Below, find each line holding "semantic" and state how many there are, using the number alone.

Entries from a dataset
⁂
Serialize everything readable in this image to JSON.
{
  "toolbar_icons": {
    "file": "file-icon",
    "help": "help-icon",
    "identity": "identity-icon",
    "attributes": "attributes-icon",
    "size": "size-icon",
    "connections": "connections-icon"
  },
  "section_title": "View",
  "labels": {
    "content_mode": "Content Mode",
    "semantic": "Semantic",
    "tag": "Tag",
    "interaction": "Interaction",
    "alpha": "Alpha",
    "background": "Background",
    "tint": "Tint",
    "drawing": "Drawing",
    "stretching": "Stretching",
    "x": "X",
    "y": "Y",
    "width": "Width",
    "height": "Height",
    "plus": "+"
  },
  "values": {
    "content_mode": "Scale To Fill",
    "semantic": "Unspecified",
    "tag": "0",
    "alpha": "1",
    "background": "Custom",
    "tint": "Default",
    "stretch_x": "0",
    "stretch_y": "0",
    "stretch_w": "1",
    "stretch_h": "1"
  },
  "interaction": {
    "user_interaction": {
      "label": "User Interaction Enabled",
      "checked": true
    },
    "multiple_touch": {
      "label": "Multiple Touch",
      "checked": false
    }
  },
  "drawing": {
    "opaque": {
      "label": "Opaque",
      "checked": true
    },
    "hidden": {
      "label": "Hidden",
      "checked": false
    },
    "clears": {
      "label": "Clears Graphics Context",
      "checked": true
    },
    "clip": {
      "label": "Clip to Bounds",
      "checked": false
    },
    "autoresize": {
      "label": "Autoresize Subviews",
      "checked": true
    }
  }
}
⁂
Written answer
2